## Given records
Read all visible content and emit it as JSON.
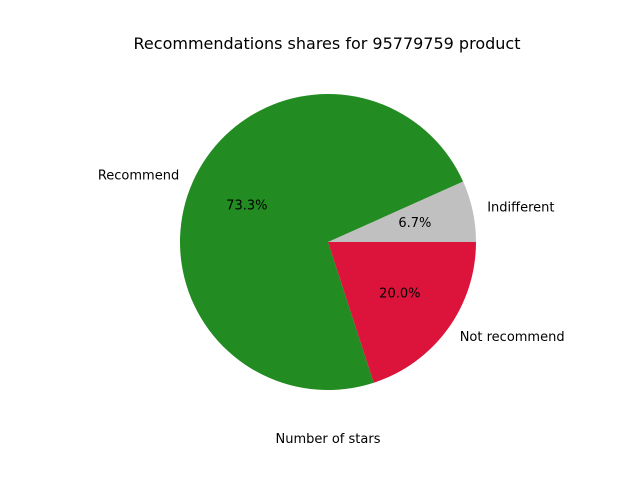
{
  "chart_data": {
    "type": "pie",
    "title": "Recommendations shares for 95779759 product",
    "xlabel": "Number of stars",
    "ylabel": "",
    "start_angle_deg": 0,
    "direction": "counterclockwise",
    "slices": [
      {
        "label": "Indifferent",
        "value": 6.7,
        "percent_label": "6.7%",
        "color": "#c0c0c0"
      },
      {
        "label": "Recommend",
        "value": 73.3,
        "percent_label": "73.3%",
        "color": "#228b22"
      },
      {
        "label": "Not recommend",
        "value": 20.0,
        "percent_label": "20.0%",
        "color": "#dc143c"
      }
    ]
  }
}
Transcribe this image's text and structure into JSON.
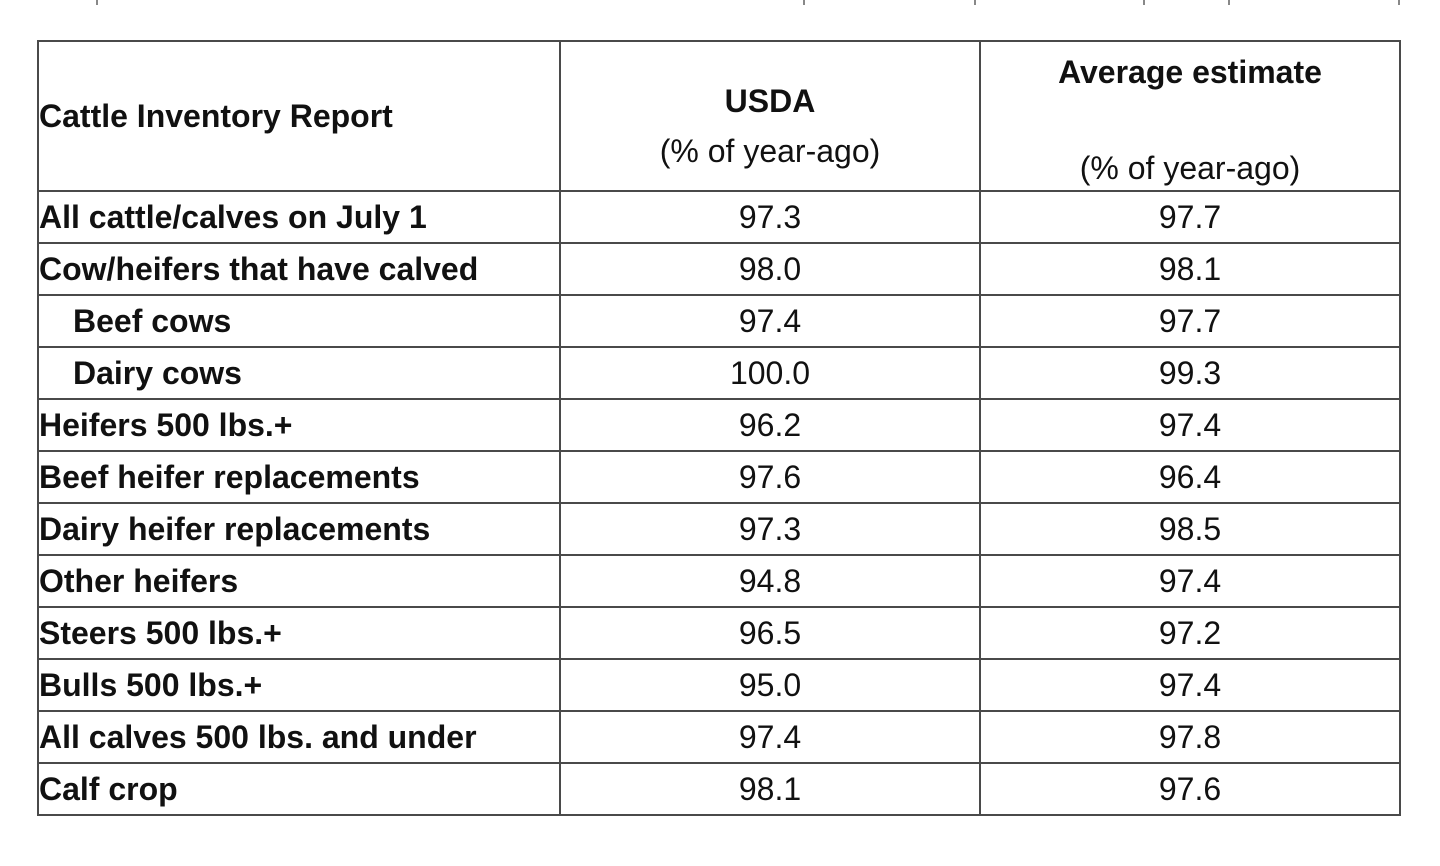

## Written task
Output every entry verbatim. Pictures do not belong in the copy.

## Solved problem
Read all visible content and emit it as JSON.
{
  "chart_data": {
    "type": "pie",
    "title": "Recommendations shares for 95779759 product",
    "xlabel": "Number of stars",
    "ylabel": "",
    "start_angle_deg": 0,
    "direction": "counterclockwise",
    "slices": [
      {
        "label": "Indifferent",
        "value": 6.7,
        "percent_label": "6.7%",
        "color": "#c0c0c0"
      },
      {
        "label": "Recommend",
        "value": 73.3,
        "percent_label": "73.3%",
        "color": "#228b22"
      },
      {
        "label": "Not recommend",
        "value": 20.0,
        "percent_label": "20.0%",
        "color": "#dc143c"
      }
    ]
  }
}
Transcribe this image's text and structure into JSON.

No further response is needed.